**WHAT IS REQUIRED:** Return the full listing exactly as it is written.

**TASK INPUT:**
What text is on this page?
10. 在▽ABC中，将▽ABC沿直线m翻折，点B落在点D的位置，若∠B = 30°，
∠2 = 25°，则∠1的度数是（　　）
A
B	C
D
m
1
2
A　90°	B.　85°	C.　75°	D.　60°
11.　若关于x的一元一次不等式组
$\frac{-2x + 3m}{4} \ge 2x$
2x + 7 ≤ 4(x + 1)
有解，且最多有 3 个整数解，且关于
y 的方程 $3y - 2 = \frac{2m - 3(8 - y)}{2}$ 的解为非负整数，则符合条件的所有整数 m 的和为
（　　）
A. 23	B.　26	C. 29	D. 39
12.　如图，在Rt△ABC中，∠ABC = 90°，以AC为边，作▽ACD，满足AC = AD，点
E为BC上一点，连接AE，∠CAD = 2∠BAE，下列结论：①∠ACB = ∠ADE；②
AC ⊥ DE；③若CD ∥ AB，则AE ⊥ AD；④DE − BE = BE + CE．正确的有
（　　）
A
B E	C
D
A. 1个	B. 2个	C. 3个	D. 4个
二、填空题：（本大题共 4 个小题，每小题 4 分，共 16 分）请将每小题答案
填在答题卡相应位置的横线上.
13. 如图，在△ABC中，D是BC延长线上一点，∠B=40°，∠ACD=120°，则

**ANSWER TO THE TASK:**
What text is on this page?
10. 在▽ABC中，将▽ABC沿直线m翻折，点B落在点D的位置，若∠B = 30°，
∠2 = 25°，则∠1的度数是（　　）
A
B	C
D
m
1
2
A　90°	B.　85°	C.　75°	D.　60°
11.　若关于x的一元一次不等式组
$\frac{-2x + 3m}{4} \ge 2x$
2x + 7 ≤ 4(x + 1)
有解，且最多有 3 个整数解，且关于
y 的方程 $3y - 2 = \frac{2m - 3(8 - y)}{2}$ 的解为非负整数，则符合条件的所有整数 m 的和为
（　　）
A. 23	B.　26	C. 29	D. 39
12.　如图，在Rt△ABC中，∠ABC = 90°，以AC为边，作▽ACD，满足AC = AD，点
E为BC上一点，连接AE，∠CAD = 2∠BAE，下列结论：①∠ACB = ∠ADE；②
AC ⊥ DE；③若CD ∥ AB，则AE ⊥ AD；④DE − BE = BE + CE．正确的有
（　　）
A
B E	C
D
A. 1个	B. 2个	C. 3个	D. 4个
二、填空题：（本大题共 4 个小题，每小题 4 分，共 16 分）请将每小题答案
填在答题卡相应位置的横线上.
13. 如图，在△ABC中，D是BC延长线上一点，∠B=40°，∠ACD=120°，则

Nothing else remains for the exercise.